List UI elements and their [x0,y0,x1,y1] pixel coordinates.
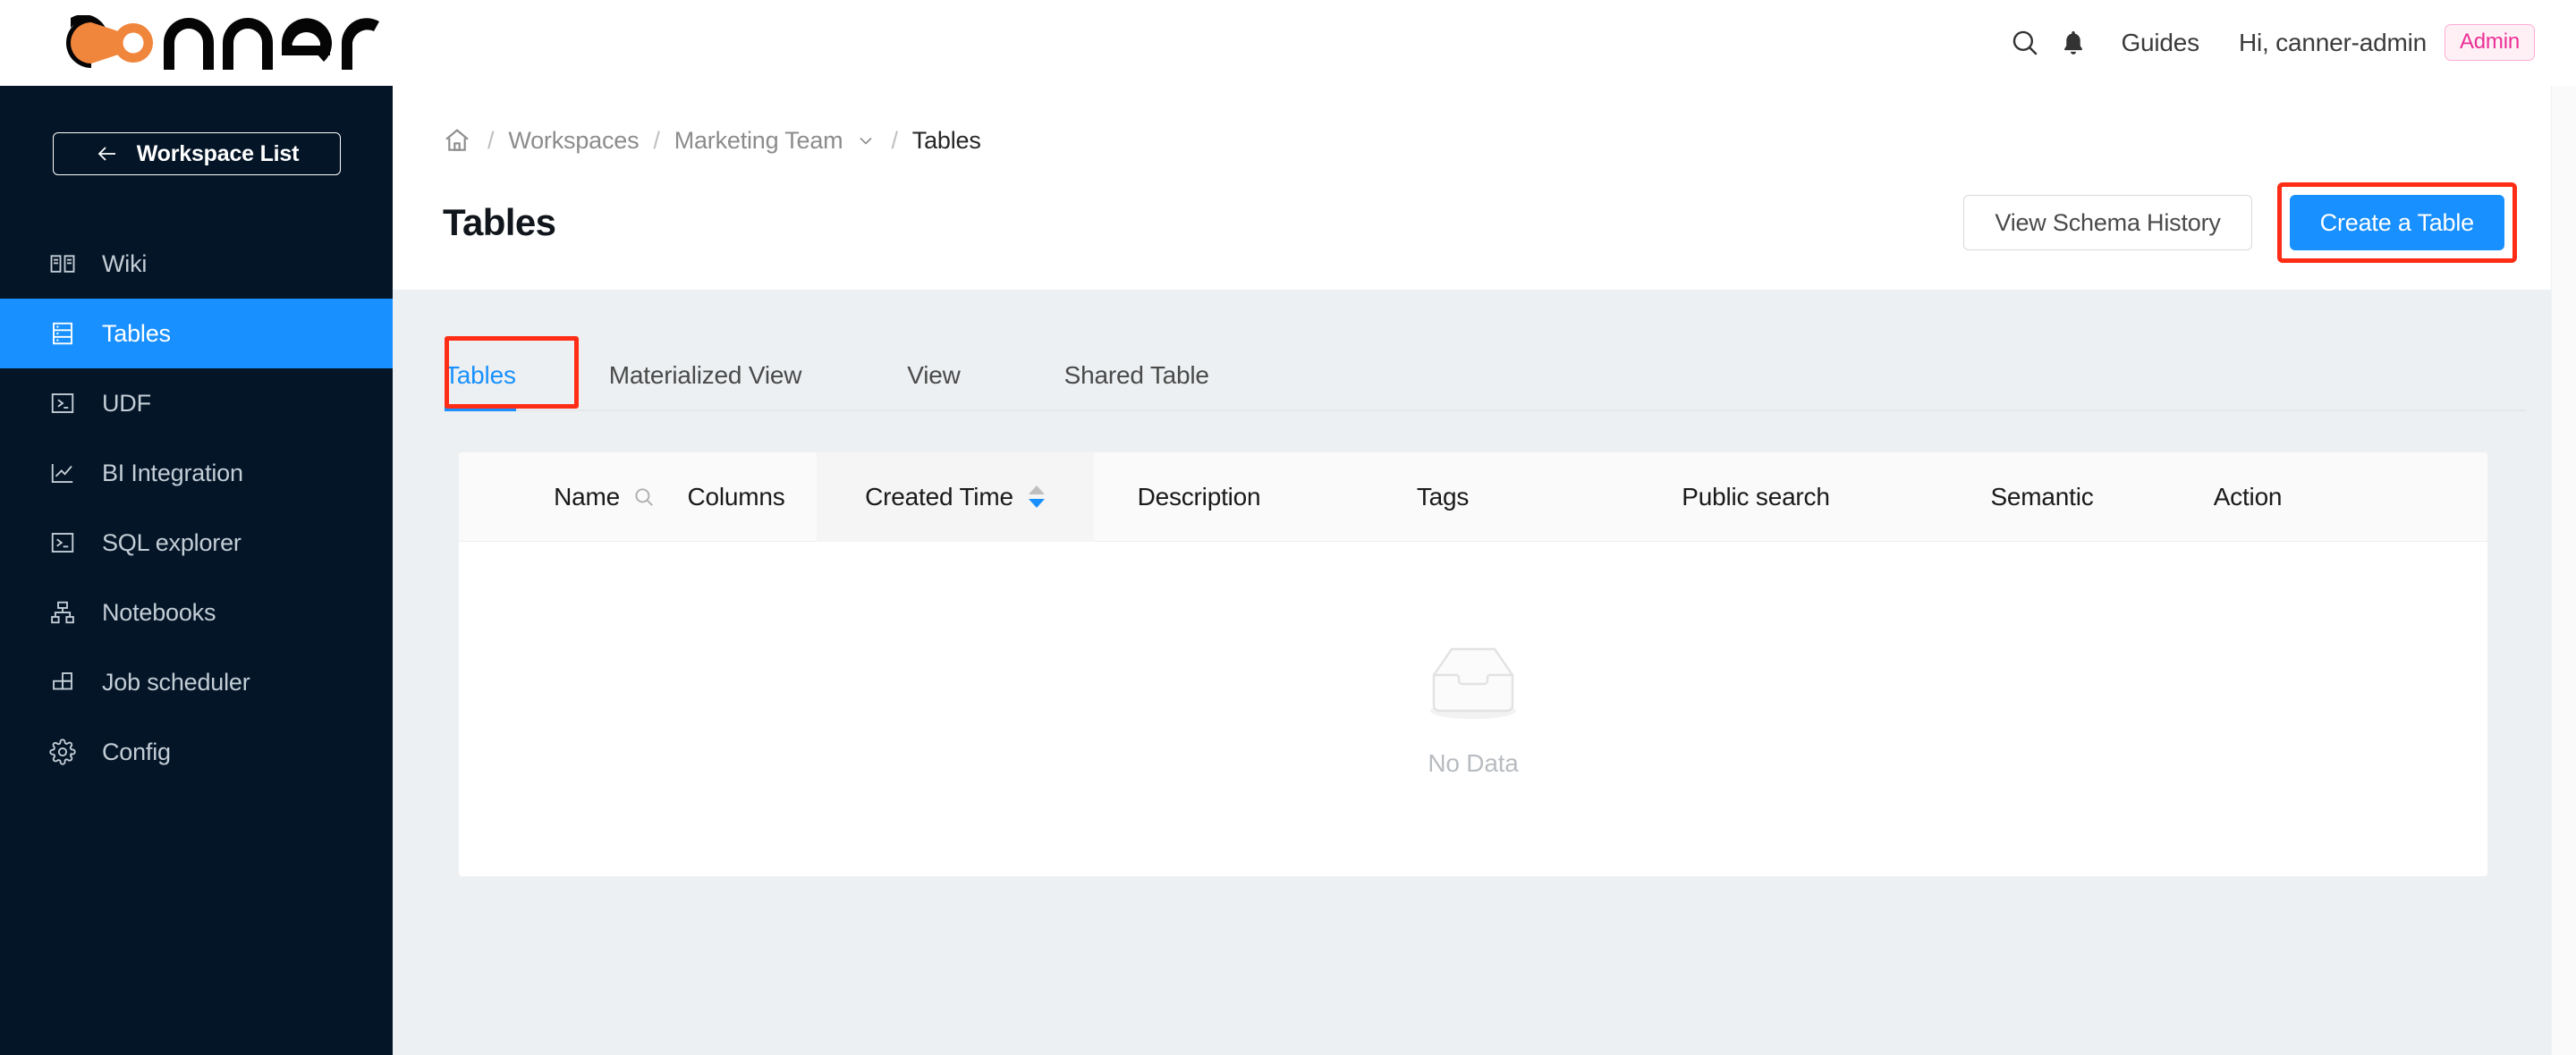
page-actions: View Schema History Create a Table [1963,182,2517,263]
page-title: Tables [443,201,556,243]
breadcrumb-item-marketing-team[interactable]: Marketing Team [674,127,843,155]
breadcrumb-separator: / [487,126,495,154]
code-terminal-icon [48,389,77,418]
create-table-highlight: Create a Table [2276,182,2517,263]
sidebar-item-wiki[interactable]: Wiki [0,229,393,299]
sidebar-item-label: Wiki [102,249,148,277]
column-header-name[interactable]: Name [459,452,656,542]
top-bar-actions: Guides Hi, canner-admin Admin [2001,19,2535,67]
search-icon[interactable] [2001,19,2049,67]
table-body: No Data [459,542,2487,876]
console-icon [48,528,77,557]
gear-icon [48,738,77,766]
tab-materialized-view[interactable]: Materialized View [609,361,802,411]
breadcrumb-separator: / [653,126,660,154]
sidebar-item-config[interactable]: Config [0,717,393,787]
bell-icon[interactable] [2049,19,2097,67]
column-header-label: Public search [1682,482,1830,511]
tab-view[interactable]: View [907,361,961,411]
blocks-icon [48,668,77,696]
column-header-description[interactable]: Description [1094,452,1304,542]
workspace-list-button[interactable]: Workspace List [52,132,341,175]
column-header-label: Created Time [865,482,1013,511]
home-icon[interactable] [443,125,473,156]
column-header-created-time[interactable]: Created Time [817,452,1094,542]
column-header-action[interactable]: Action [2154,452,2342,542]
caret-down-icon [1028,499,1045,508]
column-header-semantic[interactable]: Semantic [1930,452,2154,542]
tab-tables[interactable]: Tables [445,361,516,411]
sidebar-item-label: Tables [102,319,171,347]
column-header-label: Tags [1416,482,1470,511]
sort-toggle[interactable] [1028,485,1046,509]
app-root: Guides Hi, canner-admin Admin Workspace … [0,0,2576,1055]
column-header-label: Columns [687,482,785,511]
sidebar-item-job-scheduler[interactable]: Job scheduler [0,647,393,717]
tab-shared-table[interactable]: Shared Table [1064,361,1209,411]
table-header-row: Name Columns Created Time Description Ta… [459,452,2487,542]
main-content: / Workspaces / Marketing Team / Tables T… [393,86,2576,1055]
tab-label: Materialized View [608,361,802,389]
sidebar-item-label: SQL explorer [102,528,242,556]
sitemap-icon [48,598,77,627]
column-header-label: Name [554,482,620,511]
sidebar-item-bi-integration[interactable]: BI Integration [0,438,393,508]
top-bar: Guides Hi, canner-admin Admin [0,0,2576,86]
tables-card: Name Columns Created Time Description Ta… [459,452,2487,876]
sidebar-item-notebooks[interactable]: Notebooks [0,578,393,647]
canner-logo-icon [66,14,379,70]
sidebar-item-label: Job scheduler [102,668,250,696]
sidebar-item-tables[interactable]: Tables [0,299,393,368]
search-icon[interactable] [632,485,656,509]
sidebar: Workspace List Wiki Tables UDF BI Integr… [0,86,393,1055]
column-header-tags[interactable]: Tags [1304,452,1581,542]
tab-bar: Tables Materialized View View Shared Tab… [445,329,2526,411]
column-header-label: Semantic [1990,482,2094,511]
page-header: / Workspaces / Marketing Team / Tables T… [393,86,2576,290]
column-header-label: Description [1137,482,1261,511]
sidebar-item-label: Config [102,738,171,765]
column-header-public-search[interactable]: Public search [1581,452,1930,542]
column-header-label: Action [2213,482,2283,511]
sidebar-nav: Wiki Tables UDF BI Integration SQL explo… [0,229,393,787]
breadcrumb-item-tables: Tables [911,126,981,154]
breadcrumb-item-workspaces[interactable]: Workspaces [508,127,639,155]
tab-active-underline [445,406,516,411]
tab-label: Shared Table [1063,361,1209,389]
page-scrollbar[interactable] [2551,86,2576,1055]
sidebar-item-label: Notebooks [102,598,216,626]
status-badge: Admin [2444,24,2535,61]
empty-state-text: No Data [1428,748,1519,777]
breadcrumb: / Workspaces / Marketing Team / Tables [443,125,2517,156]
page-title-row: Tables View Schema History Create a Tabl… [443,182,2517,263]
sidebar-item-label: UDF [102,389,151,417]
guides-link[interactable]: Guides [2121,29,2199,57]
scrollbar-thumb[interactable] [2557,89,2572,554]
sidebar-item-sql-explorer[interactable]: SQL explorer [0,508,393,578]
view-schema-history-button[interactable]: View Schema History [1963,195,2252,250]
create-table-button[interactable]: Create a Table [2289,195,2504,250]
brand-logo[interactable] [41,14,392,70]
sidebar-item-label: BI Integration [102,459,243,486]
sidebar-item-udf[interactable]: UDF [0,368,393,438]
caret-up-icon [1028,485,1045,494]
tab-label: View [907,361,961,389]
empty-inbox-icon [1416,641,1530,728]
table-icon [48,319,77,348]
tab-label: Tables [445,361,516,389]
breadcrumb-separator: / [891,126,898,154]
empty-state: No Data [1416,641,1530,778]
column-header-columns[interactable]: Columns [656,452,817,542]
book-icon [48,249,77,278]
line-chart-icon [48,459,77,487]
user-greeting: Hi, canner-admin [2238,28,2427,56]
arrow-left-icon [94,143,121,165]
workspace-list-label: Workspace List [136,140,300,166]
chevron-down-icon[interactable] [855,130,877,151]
::::::
Given request:
Write out every line of the records above exactly as it appears, omitting the pictures.

Reply to the task:
List UI elements and their [x0,y0,x1,y1] pixel coordinates.
page-actions: View Schema History Create a Table [1963,182,2517,263]
page-title: Tables [443,201,556,243]
breadcrumb-item-marketing-team[interactable]: Marketing Team [674,127,843,155]
breadcrumb-separator: / [487,126,495,154]
code-terminal-icon [48,389,77,418]
create-table-highlight: Create a Table [2276,182,2517,263]
sidebar-item-wiki[interactable]: Wiki [0,229,393,299]
sidebar-item-label: Wiki [102,249,148,277]
column-header-name[interactable]: Name [459,452,656,542]
top-bar-actions: Guides Hi, canner-admin Admin [2001,19,2535,67]
search-icon[interactable] [2001,19,2049,67]
table-body: No Data [459,542,2487,876]
console-icon [48,528,77,557]
gear-icon [48,738,77,766]
tab-materialized-view[interactable]: Materialized View [609,361,802,411]
breadcrumb-separator: / [653,126,660,154]
sidebar-item-config[interactable]: Config [0,717,393,787]
bell-icon[interactable] [2049,19,2097,67]
column-header-label: Public search [1682,482,1830,511]
tab-view[interactable]: View [907,361,961,411]
blocks-icon [48,668,77,696]
column-header-description[interactable]: Description [1094,452,1304,542]
workspace-list-button[interactable]: Workspace List [52,132,341,175]
column-header-label: Created Time [865,482,1013,511]
home-icon[interactable] [443,125,473,156]
column-header-created-time[interactable]: Created Time [817,452,1094,542]
column-header-action[interactable]: Action [2154,452,2342,542]
caret-down-icon [1028,499,1045,508]
column-header-semantic[interactable]: Semantic [1930,452,2154,542]
tab-tables[interactable]: Tables [445,361,516,411]
sidebar-item-label: Tables [102,319,171,347]
column-header-label: Tags [1416,482,1470,511]
sort-toggle[interactable] [1028,485,1046,509]
app-root: Guides Hi, canner-admin Admin Workspace … [0,0,2576,1055]
column-header-label: Columns [687,482,785,511]
sidebar-item-job-scheduler[interactable]: Job scheduler [0,647,393,717]
tab-shared-table[interactable]: Shared Table [1064,361,1209,411]
table-header-row: Name Columns Created Time Description Ta… [459,452,2487,542]
main-content: / Workspaces / Marketing Team / Tables T… [393,86,2576,1055]
tab-label: Materialized View [608,361,802,389]
sidebar-item-label: SQL explorer [102,528,242,556]
sitemap-icon [48,598,77,627]
column-header-label: Name [554,482,620,511]
sidebar-item-bi-integration[interactable]: BI Integration [0,438,393,508]
top-bar: Guides Hi, canner-admin Admin [0,0,2576,86]
tables-card: Name Columns Created Time Description Ta… [459,452,2487,876]
sidebar-item-notebooks[interactable]: Notebooks [0,578,393,647]
canner-logo-icon [66,14,379,70]
sidebar-item-label: Job scheduler [102,668,250,696]
sidebar-item-tables[interactable]: Tables [0,299,393,368]
search-icon[interactable] [632,485,656,509]
sidebar: Workspace List Wiki Tables UDF BI Integr… [0,86,393,1055]
column-header-tags[interactable]: Tags [1304,452,1581,542]
tab-bar: Tables Materialized View View Shared Tab… [445,329,2526,411]
column-header-label: Semantic [1990,482,2094,511]
page-header: / Workspaces / Marketing Team / Tables T… [393,86,2576,290]
column-header-label: Description [1137,482,1261,511]
sidebar-item-label: Config [102,738,171,765]
column-header-public-search[interactable]: Public search [1581,452,1930,542]
column-header-label: Action [2213,482,2283,511]
sidebar-nav: Wiki Tables UDF BI Integration SQL explo… [0,229,393,787]
breadcrumb-item-tables: Tables [911,126,981,154]
breadcrumb-item-workspaces[interactable]: Workspaces [508,127,639,155]
tab-active-underline [445,406,516,411]
tab-label: Shared Table [1063,361,1209,389]
page-scrollbar[interactable] [2551,86,2576,1055]
sidebar-item-label: Notebooks [102,598,216,626]
status-badge: Admin [2444,24,2535,61]
empty-state-text: No Data [1428,748,1519,777]
breadcrumb: / Workspaces / Marketing Team / Tables [443,125,2517,156]
page-title-row: Tables View Schema History Create a Tabl… [443,182,2517,263]
sidebar-item-label: UDF [102,389,151,417]
guides-link[interactable]: Guides [2121,29,2199,57]
scrollbar-thumb[interactable] [2557,89,2572,554]
sidebar-item-sql-explorer[interactable]: SQL explorer [0,508,393,578]
view-schema-history-button[interactable]: View Schema History [1963,195,2252,250]
create-table-button[interactable]: Create a Table [2289,195,2504,250]
brand-logo[interactable] [41,14,392,70]
sidebar-item-label: BI Integration [102,459,243,486]
sidebar-item-udf[interactable]: UDF [0,368,393,438]
caret-up-icon [1028,485,1045,494]
tab-label: View [907,361,961,389]
empty-inbox-icon [1416,641,1530,728]
table-icon [48,319,77,348]
tab-label: Tables [445,361,516,389]
breadcrumb-separator: / [891,126,898,154]
empty-state: No Data [1416,641,1530,778]
column-header-columns[interactable]: Columns [656,452,817,542]
book-icon [48,249,77,278]
line-chart-icon [48,459,77,487]
user-greeting: Hi, canner-admin [2238,28,2427,56]
arrow-left-icon [94,143,121,165]
workspace-list-label: Workspace List [136,140,300,166]
chevron-down-icon[interactable] [855,130,877,151]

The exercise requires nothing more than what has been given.